##### DATASET ENTRIES

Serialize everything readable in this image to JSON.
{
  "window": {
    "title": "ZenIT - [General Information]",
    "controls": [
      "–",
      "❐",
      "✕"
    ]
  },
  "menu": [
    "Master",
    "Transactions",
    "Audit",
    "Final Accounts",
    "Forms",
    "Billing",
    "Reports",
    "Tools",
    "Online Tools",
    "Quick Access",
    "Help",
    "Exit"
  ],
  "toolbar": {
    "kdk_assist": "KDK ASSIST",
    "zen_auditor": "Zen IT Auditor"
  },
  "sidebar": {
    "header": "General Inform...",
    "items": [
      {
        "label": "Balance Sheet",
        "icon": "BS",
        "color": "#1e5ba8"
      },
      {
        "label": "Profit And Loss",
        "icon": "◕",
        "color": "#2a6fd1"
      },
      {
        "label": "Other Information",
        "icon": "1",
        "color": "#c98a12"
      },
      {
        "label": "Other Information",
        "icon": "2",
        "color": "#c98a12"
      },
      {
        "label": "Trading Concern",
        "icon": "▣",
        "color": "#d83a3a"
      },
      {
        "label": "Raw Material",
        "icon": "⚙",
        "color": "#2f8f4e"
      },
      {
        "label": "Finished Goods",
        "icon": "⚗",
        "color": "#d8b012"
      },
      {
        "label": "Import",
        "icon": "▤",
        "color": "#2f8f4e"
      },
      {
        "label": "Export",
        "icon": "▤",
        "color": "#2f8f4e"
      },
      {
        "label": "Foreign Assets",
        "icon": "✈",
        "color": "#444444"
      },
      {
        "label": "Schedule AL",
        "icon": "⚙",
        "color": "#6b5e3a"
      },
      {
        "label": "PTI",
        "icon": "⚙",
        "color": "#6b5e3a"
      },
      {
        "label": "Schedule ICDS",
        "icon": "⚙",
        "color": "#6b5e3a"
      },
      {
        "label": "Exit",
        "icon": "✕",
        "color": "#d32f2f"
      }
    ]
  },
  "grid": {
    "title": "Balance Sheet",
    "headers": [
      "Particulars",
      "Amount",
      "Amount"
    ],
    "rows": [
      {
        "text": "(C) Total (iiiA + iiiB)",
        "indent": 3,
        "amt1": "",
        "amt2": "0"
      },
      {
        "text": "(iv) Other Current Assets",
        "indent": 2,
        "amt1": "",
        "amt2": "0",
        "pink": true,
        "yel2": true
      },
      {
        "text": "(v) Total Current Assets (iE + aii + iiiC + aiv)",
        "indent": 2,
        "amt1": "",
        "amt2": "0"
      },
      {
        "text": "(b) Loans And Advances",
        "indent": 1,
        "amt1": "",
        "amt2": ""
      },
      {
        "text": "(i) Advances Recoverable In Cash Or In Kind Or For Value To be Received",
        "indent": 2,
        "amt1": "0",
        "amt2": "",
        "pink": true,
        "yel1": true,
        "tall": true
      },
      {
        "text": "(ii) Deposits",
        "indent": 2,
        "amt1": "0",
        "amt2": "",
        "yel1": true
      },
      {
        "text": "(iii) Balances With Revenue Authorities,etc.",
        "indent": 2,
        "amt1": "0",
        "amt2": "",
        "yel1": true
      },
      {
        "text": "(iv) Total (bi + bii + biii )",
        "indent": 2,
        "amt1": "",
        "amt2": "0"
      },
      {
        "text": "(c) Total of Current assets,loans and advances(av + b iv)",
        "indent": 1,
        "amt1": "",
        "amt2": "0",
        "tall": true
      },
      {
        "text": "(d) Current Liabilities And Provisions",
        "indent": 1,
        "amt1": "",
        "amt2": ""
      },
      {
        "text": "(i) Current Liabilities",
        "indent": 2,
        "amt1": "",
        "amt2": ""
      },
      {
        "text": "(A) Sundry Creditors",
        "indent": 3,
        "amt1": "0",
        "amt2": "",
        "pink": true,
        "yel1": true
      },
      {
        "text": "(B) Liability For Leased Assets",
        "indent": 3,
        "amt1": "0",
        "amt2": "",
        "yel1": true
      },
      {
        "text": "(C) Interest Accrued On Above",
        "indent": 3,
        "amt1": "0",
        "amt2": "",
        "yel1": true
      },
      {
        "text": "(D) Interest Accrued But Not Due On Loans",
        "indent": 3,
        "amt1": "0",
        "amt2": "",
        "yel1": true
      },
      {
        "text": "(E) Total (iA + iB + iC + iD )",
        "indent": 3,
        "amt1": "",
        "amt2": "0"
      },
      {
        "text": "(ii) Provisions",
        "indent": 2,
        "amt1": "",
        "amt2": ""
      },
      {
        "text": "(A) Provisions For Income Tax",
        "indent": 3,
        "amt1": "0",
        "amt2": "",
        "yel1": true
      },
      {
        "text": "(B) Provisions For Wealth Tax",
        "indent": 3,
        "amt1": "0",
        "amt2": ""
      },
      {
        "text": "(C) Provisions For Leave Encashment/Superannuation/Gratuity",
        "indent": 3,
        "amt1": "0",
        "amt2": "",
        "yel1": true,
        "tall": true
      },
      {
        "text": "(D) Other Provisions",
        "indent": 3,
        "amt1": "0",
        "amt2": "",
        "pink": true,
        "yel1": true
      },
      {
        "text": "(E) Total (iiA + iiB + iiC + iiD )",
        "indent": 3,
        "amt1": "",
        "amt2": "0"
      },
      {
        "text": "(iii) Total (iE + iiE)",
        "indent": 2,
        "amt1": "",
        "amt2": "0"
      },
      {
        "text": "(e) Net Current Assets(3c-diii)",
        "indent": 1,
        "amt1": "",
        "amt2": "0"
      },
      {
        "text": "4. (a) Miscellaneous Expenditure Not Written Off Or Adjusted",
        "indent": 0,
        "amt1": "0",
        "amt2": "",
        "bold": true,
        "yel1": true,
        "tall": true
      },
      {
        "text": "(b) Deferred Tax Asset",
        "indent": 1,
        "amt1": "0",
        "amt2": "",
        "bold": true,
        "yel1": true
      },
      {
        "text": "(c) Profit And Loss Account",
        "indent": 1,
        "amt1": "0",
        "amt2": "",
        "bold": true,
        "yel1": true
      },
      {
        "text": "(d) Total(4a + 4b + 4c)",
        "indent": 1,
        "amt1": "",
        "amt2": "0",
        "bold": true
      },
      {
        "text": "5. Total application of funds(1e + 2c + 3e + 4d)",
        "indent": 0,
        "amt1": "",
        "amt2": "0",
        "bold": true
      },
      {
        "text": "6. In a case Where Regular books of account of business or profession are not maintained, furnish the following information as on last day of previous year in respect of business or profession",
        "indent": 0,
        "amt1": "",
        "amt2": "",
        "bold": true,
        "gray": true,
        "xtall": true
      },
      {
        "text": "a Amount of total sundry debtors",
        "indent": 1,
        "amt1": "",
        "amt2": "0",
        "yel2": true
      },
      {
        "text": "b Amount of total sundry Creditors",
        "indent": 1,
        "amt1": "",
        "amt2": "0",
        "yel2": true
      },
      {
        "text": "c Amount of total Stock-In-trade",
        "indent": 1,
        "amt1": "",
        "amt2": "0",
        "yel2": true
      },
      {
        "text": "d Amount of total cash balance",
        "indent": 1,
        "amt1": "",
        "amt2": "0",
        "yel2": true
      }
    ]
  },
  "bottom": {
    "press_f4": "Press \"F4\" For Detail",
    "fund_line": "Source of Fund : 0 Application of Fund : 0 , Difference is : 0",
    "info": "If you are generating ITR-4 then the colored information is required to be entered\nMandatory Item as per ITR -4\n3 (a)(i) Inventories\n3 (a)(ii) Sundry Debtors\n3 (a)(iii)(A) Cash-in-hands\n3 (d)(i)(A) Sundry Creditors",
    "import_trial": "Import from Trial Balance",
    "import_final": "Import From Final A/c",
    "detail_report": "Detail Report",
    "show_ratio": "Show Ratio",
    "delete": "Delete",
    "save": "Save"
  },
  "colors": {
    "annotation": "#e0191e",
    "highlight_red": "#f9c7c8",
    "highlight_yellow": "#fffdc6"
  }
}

##########

Return the listing above word for word.

» **RESULT OF THIS TASK**:
Serialize everything readable in this image to JSON.
{
  "window": {
    "title": "ZenIT - [General Information]",
    "controls": [
      "–",
      "❐",
      "✕"
    ]
  },
  "menu": [
    "Master",
    "Transactions",
    "Audit",
    "Final Accounts",
    "Forms",
    "Billing",
    "Reports",
    "Tools",
    "Online Tools",
    "Quick Access",
    "Help",
    "Exit"
  ],
  "toolbar": {
    "kdk_assist": "KDK ASSIST",
    "zen_auditor": "Zen IT Auditor"
  },
  "sidebar": {
    "header": "General Inform...",
    "items": [
      {
        "label": "Balance Sheet",
        "icon": "BS",
        "color": "#1e5ba8"
      },
      {
        "label": "Profit And Loss",
        "icon": "◕",
        "color": "#2a6fd1"
      },
      {
        "label": "Other Information",
        "icon": "1",
        "color": "#c98a12"
      },
      {
        "label": "Other Information",
        "icon": "2",
        "color": "#c98a12"
      },
      {
        "label": "Trading Concern",
        "icon": "▣",
        "color": "#d83a3a"
      },
      {
        "label": "Raw Material",
        "icon": "⚙",
        "color": "#2f8f4e"
      },
      {
        "label": "Finished Goods",
        "icon": "⚗",
        "color": "#d8b012"
      },
      {
        "label": "Import",
        "icon": "▤",
        "color": "#2f8f4e"
      },
      {
        "label": "Export",
        "icon": "▤",
        "color": "#2f8f4e"
      },
      {
        "label": "Foreign Assets",
        "icon": "✈",
        "color": "#444444"
      },
      {
        "label": "Schedule AL",
        "icon": "⚙",
        "color": "#6b5e3a"
      },
      {
        "label": "PTI",
        "icon": "⚙",
        "color": "#6b5e3a"
      },
      {
        "label": "Schedule ICDS",
        "icon": "⚙",
        "color": "#6b5e3a"
      },
      {
        "label": "Exit",
        "icon": "✕",
        "color": "#d32f2f"
      }
    ]
  },
  "grid": {
    "title": "Balance Sheet",
    "headers": [
      "Particulars",
      "Amount",
      "Amount"
    ],
    "rows": [
      {
        "text": "(C) Total (iiiA + iiiB)",
        "indent": 3,
        "amt1": "",
        "amt2": "0"
      },
      {
        "text": "(iv) Other Current Assets",
        "indent": 2,
        "amt1": "",
        "amt2": "0",
        "pink": true,
        "yel2": true
      },
      {
        "text": "(v) Total Current Assets (iE + aii + iiiC + aiv)",
        "indent": 2,
        "amt1": "",
        "amt2": "0"
      },
      {
        "text": "(b) Loans And Advances",
        "indent": 1,
        "amt1": "",
        "amt2": ""
      },
      {
        "text": "(i) Advances Recoverable In Cash Or In Kind Or For Value To be Received",
        "indent": 2,
        "amt1": "0",
        "amt2": "",
        "pink": true,
        "yel1": true,
        "tall": true
      },
      {
        "text": "(ii) Deposits",
        "indent": 2,
        "amt1": "0",
        "amt2": "",
        "yel1": true
      },
      {
        "text": "(iii) Balances With Revenue Authorities,etc.",
        "indent": 2,
        "amt1": "0",
        "amt2": "",
        "yel1": true
      },
      {
        "text": "(iv) Total (bi + bii + biii )",
        "indent": 2,
        "amt1": "",
        "amt2": "0"
      },
      {
        "text": "(c) Total of Current assets,loans and advances(av + b iv)",
        "indent": 1,
        "amt1": "",
        "amt2": "0",
        "tall": true
      },
      {
        "text": "(d) Current Liabilities And Provisions",
        "indent": 1,
        "amt1": "",
        "amt2": ""
      },
      {
        "text": "(i) Current Liabilities",
        "indent": 2,
        "amt1": "",
        "amt2": ""
      },
      {
        "text": "(A) Sundry Creditors",
        "indent": 3,
        "amt1": "0",
        "amt2": "",
        "pink": true,
        "yel1": true
      },
      {
        "text": "(B) Liability For Leased Assets",
        "indent": 3,
        "amt1": "0",
        "amt2": "",
        "yel1": true
      },
      {
        "text": "(C) Interest Accrued On Above",
        "indent": 3,
        "amt1": "0",
        "amt2": "",
        "yel1": true
      },
      {
        "text": "(D) Interest Accrued But Not Due On Loans",
        "indent": 3,
        "amt1": "0",
        "amt2": "",
        "yel1": true
      },
      {
        "text": "(E) Total (iA + iB + iC + iD )",
        "indent": 3,
        "amt1": "",
        "amt2": "0"
      },
      {
        "text": "(ii) Provisions",
        "indent": 2,
        "amt1": "",
        "amt2": ""
      },
      {
        "text": "(A) Provisions For Income Tax",
        "indent": 3,
        "amt1": "0",
        "amt2": "",
        "yel1": true
      },
      {
        "text": "(B) Provisions For Wealth Tax",
        "indent": 3,
        "amt1": "0",
        "amt2": ""
      },
      {
        "text": "(C) Provisions For Leave Encashment/Superannuation/Gratuity",
        "indent": 3,
        "amt1": "0",
        "amt2": "",
        "yel1": true,
        "tall": true
      },
      {
        "text": "(D) Other Provisions",
        "indent": 3,
        "amt1": "0",
        "amt2": "",
        "pink": true,
        "yel1": true
      },
      {
        "text": "(E) Total (iiA + iiB + iiC + iiD )",
        "indent": 3,
        "amt1": "",
        "amt2": "0"
      },
      {
        "text": "(iii) Total (iE + iiE)",
        "indent": 2,
        "amt1": "",
        "amt2": "0"
      },
      {
        "text": "(e) Net Current Assets(3c-diii)",
        "indent": 1,
        "amt1": "",
        "amt2": "0"
      },
      {
        "text": "4. (a) Miscellaneous Expenditure Not Written Off Or Adjusted",
        "indent": 0,
        "amt1": "0",
        "amt2": "",
        "bold": true,
        "yel1": true,
        "tall": true
      },
      {
        "text": "(b) Deferred Tax Asset",
        "indent": 1,
        "amt1": "0",
        "amt2": "",
        "bold": true,
        "yel1": true
      },
      {
        "text": "(c) Profit And Loss Account",
        "indent": 1,
        "amt1": "0",
        "amt2": "",
        "bold": true,
        "yel1": true
      },
      {
        "text": "(d) Total(4a + 4b + 4c)",
        "indent": 1,
        "amt1": "",
        "amt2": "0",
        "bold": true
      },
      {
        "text": "5. Total application of funds(1e + 2c + 3e + 4d)",
        "indent": 0,
        "amt1": "",
        "amt2": "0",
        "bold": true
      },
      {
        "text": "6. In a case Where Regular books of account of business or profession are not maintained, furnish the following information as on last day of previous year in respect of business or profession",
        "indent": 0,
        "amt1": "",
        "amt2": "",
        "bold": true,
        "gray": true,
        "xtall": true
      },
      {
        "text": "a Amount of total sundry debtors",
        "indent": 1,
        "amt1": "",
        "amt2": "0",
        "yel2": true
      },
      {
        "text": "b Amount of total sundry Creditors",
        "indent": 1,
        "amt1": "",
        "amt2": "0",
        "yel2": true
      },
      {
        "text": "c Amount of total Stock-In-trade",
        "indent": 1,
        "amt1": "",
        "amt2": "0",
        "yel2": true
      },
      {
        "text": "d Amount of total cash balance",
        "indent": 1,
        "amt1": "",
        "amt2": "0",
        "yel2": true
      }
    ]
  },
  "bottom": {
    "press_f4": "Press \"F4\" For Detail",
    "fund_line": "Source of Fund : 0 Application of Fund : 0 , Difference is : 0",
    "info": "If you are generating ITR-4 then the colored information is required to be entered\nMandatory Item as per ITR -4\n3 (a)(i) Inventories\n3 (a)(ii) Sundry Debtors\n3 (a)(iii)(A) Cash-in-hands\n3 (d)(i)(A) Sundry Creditors",
    "import_trial": "Import from Trial Balance",
    "import_final": "Import From Final A/c",
    "detail_report": "Detail Report",
    "show_ratio": "Show Ratio",
    "delete": "Delete",
    "save": "Save"
  },
  "colors": {
    "annotation": "#e0191e",
    "highlight_red": "#f9c7c8",
    "highlight_yellow": "#fffdc6"
  }
}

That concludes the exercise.